Data records:
========

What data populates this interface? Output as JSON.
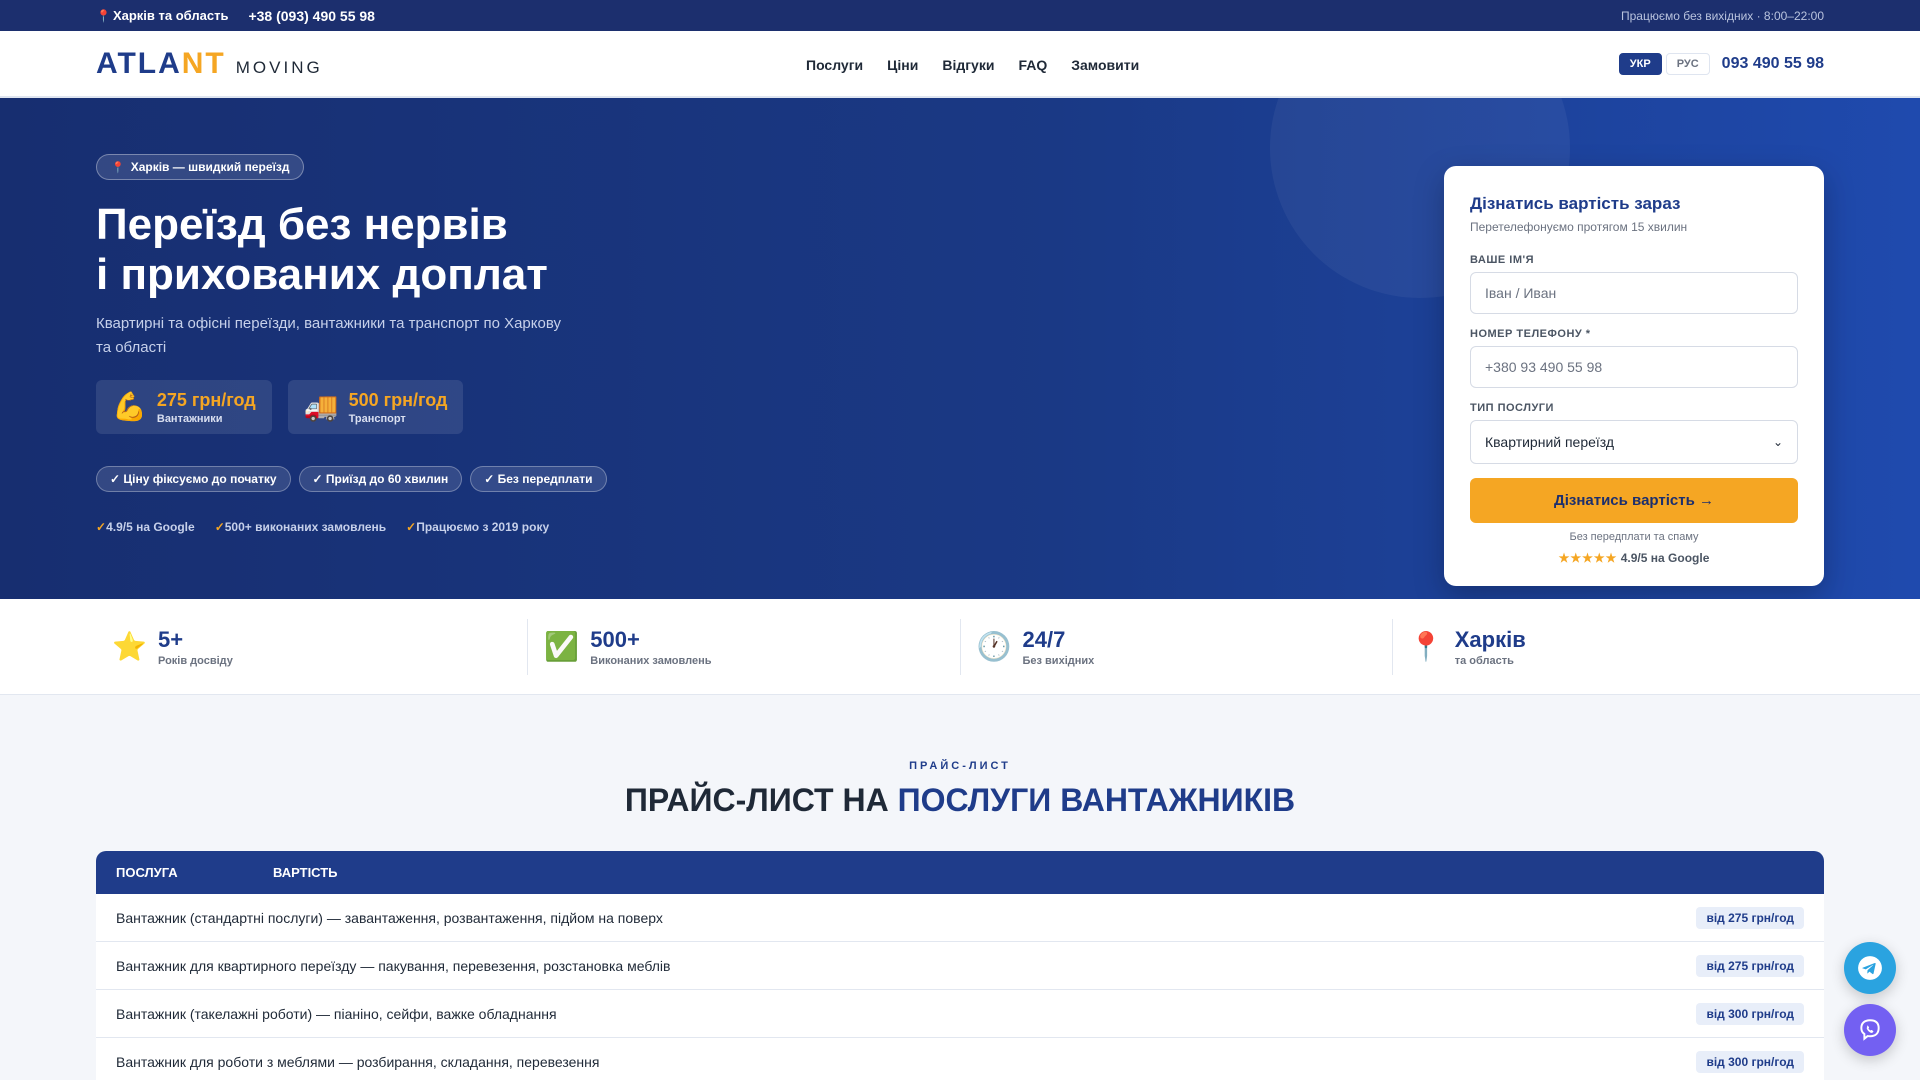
{
  "topbar": {
    "location": "Харків та область",
    "phone": "+38 (093) 490 55 98",
    "hours": "Працюємо без вихідних · 8:00–22:00"
  },
  "header": {
    "logo_left": "ATLA",
    "logo_accent": "NT",
    "logo_sub": "MOVING",
    "nav": [
      "Послуги",
      "Ціни",
      "Відгуки",
      "FAQ",
      "Замовити"
    ],
    "lang_ukr": "УКР",
    "lang_rus": "РУС",
    "phone": "093 490 55 98"
  },
  "hero": {
    "badge": "Харків — швидкий переїзд",
    "title_line1": "Переїзд без нервів",
    "title_line2": "і прихованих доплат",
    "subtitle": "Квартирні та офісні переїзди, вантажники та транспорт по Харкову та області",
    "cards": [
      {
        "emoji": "💪",
        "amount": "275 грн/год",
        "label": "Вантажники"
      },
      {
        "emoji": "🚚",
        "amount": "500 грн/год",
        "label": "Транспорт"
      }
    ],
    "chips": [
      "✓ Ціну фіксуємо до початку",
      "✓ Приїзд до 60 хвилин",
      "✓ Без передплати"
    ],
    "trust": [
      "4.9/5 на Google",
      "500+ виконаних замовлень",
      "Працюємо з 2019 року"
    ]
  },
  "form": {
    "title": "Дізнатись вартість зараз",
    "subtitle": "Перетелефонуємо протягом 15 хвилин",
    "name_label": "ВАШЕ ІМ'Я",
    "name_placeholder": "Іван / Иван",
    "phone_label": "НОМЕР ТЕЛЕФОНУ *",
    "phone_placeholder": "+380 93 490 55 98",
    "service_label": "ТИП ПОСЛУГИ",
    "service_value": "Квартирний переїзд",
    "submit": "Дізнатись вартість →",
    "note": "Без передплати та спаму",
    "stars": "★★★★★",
    "rating": "4.9/5 на Google"
  },
  "stats": [
    {
      "icon": "⭐",
      "value": "5+",
      "label": "Років досвіду"
    },
    {
      "icon": "✅",
      "value": "500+",
      "label": "Виконаних замовлень"
    },
    {
      "icon": "🕐",
      "value": "24/7",
      "label": "Без вихідних"
    },
    {
      "icon": "📍",
      "value": "Харків",
      "label": "та область"
    }
  ],
  "pricing": {
    "eyebrow": "ПРАЙС-ЛИСТ",
    "title_plain": "ПРАЙС-ЛИСТ НА ",
    "title_highlight": "ПОСЛУГИ ВАНТАЖНИКІВ",
    "col_service": "ПОСЛУГА",
    "col_price": "ВАРТІСТЬ",
    "rows": [
      {
        "service": "Вантажник (стандартні послуги) — завантаження, розвантаження, підйом на поверх",
        "price": "від 275 грн/год"
      },
      {
        "service": "Вантажник для квартирного переїзду — пакування, перевезення, розстановка меблів",
        "price": "від 275 грн/год"
      },
      {
        "service": "Вантажник (такелажні роботи) — піаніно, сейфи, важке обладнання",
        "price": "від 300 грн/год"
      },
      {
        "service": "Вантажник для роботи з меблями — розбирання, складання, перевезення",
        "price": "від 300 грн/год"
      }
    ]
  },
  "colors": {
    "primary": "#1f3c8a",
    "accent": "#f5a623",
    "topbar": "#1c2f6e",
    "telegram": "#2aa3e0",
    "viber": "#7360f2"
  }
}
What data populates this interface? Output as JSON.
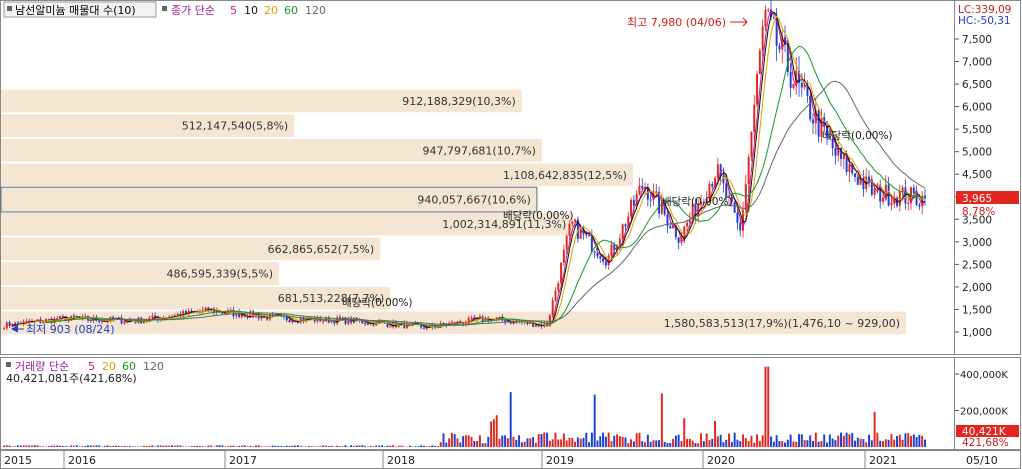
{
  "chart_data": {
    "type": "candlestick",
    "title_bar": {
      "name": "남선알미늄 매물대 수(10)",
      "ma_label": "종가 단순",
      "ma_periods": [
        "5",
        "10",
        "20",
        "60",
        "120"
      ]
    },
    "right_labels": {
      "lc": "LC:339,09",
      "hc": "HC:-50,31",
      "last_price": "3,965",
      "last_pct": "8,78%"
    },
    "volume_header": {
      "label": "거래량 단순",
      "periods": [
        "5",
        "20",
        "60",
        "120"
      ],
      "value": "40,421,081주(421,68%)"
    },
    "volume_right": {
      "last": "40,421K",
      "pct": "421,68%"
    },
    "price_axis": {
      "min": 500,
      "max": 7900,
      "ticks": [
        "7,500",
        "7,000",
        "6,500",
        "6,000",
        "5,500",
        "5,000",
        "4,500",
        "4,000",
        "3,500",
        "3,000",
        "2,500",
        "2,000",
        "1,500",
        "1,000"
      ],
      "tick_values": [
        7500,
        7000,
        6500,
        6000,
        5500,
        5000,
        4500,
        4000,
        3500,
        3000,
        2500,
        2000,
        1500,
        1000
      ]
    },
    "volume_axis": {
      "ticks": [
        "400,000K",
        "200,000K"
      ],
      "tick_values": [
        400000,
        200000
      ],
      "max": 480000
    },
    "x_axis": {
      "labels": [
        "2015",
        "2016",
        "2017",
        "2018",
        "2019",
        "2020",
        "2021",
        "05/10"
      ]
    },
    "volume_profile": [
      {
        "label": "1,580,583,513(17,9%)(1,476,10 ~ 929,00)",
        "pct": 17.9,
        "from": 929,
        "to": 1476
      },
      {
        "label": "681,513,228(7,7%)",
        "pct": 7.7,
        "from": 1476,
        "to": 2023
      },
      {
        "label": "486,595,339(5,5%)",
        "pct": 5.5,
        "from": 2023,
        "to": 2570
      },
      {
        "label": "662,865,652(7,5%)",
        "pct": 7.5,
        "from": 2570,
        "to": 3117
      },
      {
        "label": "1,002,314,891(11,3%)",
        "pct": 11.3,
        "from": 3117,
        "to": 3664
      },
      {
        "label": "940,057,667(10,6%)",
        "pct": 10.6,
        "from": 3664,
        "to": 4211
      },
      {
        "label": "1,108,642,835(12,5%)",
        "pct": 12.5,
        "from": 4211,
        "to": 4758
      },
      {
        "label": "947,797,681(10,7%)",
        "pct": 10.7,
        "from": 4758,
        "to": 5305
      },
      {
        "label": "512,147,540(5,8%)",
        "pct": 5.8,
        "from": 5305,
        "to": 5852
      },
      {
        "label": "912,188,329(10,3%)",
        "pct": 10.3,
        "from": 5852,
        "to": 6399
      }
    ],
    "annotations": {
      "high": "최고 7,980 (04/06)",
      "low": "최저 903 (08/24)",
      "dividend": "배당락(0,00%)"
    },
    "price_path": [
      [
        "2015-01",
        1150
      ],
      [
        "2015-06",
        1300
      ],
      [
        "2015-12",
        1250
      ],
      [
        "2016-06",
        1480
      ],
      [
        "2016-12",
        1300
      ],
      [
        "2017-06",
        1250
      ],
      [
        "2017-12",
        1100
      ],
      [
        "2018-05",
        1300
      ],
      [
        "2018-10",
        1150
      ],
      [
        "2018-12",
        3400
      ],
      [
        "2019-03",
        2600
      ],
      [
        "2019-06",
        4300
      ],
      [
        "2019-09",
        3100
      ],
      [
        "2019-12",
        4600
      ],
      [
        "2020-02",
        3200
      ],
      [
        "2020-04",
        7980
      ],
      [
        "2020-07",
        6300
      ],
      [
        "2020-10",
        4900
      ],
      [
        "2021-01",
        4100
      ],
      [
        "2021-05",
        3965
      ]
    ]
  }
}
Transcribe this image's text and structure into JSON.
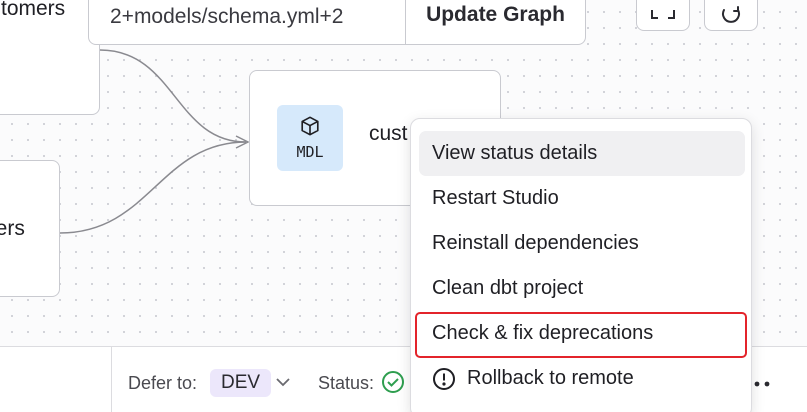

========

EXERCISE DESCRIPTION - Within the listing above, copy each line that has the string "замовлень".

TASK RESULT -
      "500+ виконаних замовлень",
      "label": "Виконаних замовлень"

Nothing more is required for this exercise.